*Instructions for the task*
State the number of lines in these records holding "text". Say nothing more.

"""

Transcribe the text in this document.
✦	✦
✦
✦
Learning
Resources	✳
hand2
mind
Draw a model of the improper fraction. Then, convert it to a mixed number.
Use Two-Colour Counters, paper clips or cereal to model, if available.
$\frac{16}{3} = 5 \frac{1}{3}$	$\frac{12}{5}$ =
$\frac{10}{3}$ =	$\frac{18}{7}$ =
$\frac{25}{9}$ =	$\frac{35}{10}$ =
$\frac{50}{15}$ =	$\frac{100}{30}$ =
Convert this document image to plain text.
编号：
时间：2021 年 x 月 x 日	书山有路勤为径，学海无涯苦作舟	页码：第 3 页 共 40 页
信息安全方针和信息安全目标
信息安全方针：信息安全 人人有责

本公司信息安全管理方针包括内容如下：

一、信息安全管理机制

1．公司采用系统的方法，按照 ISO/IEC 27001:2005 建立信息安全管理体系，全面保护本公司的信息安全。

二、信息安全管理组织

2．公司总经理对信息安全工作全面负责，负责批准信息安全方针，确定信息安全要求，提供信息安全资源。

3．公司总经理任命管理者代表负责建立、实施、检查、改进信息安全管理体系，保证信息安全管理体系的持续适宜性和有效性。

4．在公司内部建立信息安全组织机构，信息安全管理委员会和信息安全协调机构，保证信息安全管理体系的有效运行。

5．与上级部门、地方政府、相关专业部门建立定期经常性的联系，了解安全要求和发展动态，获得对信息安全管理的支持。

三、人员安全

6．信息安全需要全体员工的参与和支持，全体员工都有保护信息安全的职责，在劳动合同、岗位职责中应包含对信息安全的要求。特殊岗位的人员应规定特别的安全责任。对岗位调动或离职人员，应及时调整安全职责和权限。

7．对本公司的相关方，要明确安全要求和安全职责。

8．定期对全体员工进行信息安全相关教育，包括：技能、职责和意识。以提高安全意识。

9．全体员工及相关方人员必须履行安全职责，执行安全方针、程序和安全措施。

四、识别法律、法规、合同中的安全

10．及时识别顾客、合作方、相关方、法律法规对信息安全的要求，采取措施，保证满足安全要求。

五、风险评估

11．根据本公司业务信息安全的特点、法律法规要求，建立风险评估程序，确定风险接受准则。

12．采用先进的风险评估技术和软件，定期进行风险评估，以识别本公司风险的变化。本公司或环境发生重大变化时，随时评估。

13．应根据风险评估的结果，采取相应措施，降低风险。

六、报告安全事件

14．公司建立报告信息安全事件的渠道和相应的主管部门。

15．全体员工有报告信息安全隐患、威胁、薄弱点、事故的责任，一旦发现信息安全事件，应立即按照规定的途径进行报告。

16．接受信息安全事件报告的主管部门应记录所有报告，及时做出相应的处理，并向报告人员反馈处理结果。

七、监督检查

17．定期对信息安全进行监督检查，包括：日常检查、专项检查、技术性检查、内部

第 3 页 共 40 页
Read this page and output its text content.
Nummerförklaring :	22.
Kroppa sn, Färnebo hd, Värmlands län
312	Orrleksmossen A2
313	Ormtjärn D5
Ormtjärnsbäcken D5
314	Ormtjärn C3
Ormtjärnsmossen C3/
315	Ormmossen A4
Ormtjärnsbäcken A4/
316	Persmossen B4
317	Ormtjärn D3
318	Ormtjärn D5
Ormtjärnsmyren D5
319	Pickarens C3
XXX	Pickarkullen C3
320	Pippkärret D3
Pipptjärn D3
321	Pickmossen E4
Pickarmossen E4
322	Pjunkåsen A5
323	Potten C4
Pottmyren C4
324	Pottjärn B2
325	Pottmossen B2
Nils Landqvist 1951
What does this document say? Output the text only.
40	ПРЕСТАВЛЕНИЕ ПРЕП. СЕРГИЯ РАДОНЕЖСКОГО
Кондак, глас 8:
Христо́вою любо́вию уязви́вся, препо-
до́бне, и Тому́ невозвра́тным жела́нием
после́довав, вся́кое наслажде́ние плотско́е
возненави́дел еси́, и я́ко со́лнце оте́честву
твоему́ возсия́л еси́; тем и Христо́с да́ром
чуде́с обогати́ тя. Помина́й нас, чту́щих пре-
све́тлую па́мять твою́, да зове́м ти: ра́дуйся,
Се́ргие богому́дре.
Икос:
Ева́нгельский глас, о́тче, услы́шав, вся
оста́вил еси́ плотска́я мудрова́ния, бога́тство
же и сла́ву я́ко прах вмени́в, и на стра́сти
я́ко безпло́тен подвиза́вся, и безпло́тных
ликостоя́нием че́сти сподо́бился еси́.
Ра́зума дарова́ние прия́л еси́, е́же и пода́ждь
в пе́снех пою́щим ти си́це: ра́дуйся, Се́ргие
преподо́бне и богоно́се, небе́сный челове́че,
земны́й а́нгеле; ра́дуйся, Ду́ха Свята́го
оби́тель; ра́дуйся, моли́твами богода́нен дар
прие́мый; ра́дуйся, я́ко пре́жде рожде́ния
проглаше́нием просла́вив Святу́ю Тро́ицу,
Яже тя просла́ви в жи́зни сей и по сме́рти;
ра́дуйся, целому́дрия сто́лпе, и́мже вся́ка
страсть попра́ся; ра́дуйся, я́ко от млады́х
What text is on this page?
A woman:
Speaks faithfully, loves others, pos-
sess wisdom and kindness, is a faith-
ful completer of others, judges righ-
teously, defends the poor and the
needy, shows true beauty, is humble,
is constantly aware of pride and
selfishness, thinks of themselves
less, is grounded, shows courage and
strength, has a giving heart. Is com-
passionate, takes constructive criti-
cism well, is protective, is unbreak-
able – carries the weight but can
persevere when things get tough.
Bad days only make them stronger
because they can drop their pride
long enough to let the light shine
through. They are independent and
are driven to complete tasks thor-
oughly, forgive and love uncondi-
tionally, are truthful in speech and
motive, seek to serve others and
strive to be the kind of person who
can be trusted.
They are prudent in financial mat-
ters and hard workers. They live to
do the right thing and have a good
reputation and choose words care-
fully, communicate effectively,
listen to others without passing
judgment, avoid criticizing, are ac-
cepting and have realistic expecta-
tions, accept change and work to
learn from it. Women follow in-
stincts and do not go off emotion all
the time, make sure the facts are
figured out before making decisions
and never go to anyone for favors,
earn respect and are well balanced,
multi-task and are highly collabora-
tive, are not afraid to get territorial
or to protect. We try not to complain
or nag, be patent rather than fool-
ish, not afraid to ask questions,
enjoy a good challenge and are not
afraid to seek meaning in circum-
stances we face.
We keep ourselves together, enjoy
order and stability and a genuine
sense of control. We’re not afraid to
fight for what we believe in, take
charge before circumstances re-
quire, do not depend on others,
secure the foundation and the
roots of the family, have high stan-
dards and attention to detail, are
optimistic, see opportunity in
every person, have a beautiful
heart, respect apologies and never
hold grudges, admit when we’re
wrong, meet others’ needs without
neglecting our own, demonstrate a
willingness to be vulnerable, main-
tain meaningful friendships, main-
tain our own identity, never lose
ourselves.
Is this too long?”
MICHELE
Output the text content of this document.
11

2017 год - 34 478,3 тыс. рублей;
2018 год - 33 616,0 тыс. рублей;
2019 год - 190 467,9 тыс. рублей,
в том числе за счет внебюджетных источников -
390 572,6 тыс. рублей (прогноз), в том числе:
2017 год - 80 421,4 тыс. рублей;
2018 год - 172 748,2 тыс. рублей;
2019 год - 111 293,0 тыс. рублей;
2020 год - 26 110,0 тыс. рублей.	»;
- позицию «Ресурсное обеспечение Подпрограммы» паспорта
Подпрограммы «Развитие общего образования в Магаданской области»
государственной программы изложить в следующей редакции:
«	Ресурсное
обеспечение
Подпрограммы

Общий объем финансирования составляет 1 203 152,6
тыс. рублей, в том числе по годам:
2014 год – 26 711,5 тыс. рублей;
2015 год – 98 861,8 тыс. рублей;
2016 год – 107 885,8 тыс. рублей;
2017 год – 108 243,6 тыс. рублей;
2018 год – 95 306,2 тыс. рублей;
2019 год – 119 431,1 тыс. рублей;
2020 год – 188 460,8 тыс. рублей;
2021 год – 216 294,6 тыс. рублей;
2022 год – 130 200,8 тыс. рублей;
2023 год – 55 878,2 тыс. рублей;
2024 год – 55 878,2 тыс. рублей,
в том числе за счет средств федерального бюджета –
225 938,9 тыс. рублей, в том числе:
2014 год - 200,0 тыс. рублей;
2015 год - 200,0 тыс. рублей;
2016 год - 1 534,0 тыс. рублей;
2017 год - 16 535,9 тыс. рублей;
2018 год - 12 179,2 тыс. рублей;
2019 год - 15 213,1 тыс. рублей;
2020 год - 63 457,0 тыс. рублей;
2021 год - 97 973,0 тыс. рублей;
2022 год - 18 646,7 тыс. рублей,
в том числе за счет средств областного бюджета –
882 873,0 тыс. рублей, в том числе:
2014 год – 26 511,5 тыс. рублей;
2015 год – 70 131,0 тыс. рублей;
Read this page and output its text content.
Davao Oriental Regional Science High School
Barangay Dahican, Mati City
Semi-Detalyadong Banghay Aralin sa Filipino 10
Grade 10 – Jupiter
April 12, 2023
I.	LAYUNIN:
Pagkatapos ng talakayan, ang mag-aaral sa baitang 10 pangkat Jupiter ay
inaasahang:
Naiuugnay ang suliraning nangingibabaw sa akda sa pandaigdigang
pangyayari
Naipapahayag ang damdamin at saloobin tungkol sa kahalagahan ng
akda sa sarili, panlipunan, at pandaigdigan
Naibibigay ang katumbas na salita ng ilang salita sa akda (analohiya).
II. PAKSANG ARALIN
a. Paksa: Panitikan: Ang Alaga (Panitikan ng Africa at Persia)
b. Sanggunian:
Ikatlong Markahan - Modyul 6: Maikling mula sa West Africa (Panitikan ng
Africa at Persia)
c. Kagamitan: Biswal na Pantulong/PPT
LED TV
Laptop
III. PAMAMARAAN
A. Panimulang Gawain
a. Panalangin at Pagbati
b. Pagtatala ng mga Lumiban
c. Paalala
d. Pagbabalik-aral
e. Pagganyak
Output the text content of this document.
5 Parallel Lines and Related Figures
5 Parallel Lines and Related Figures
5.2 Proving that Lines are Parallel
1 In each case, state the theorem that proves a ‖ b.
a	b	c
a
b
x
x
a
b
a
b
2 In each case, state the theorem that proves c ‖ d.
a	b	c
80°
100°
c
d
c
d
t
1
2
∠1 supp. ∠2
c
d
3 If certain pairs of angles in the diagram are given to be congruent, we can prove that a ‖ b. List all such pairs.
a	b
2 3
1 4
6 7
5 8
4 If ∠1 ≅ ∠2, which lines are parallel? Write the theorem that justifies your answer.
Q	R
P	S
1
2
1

"""

*Final result*
8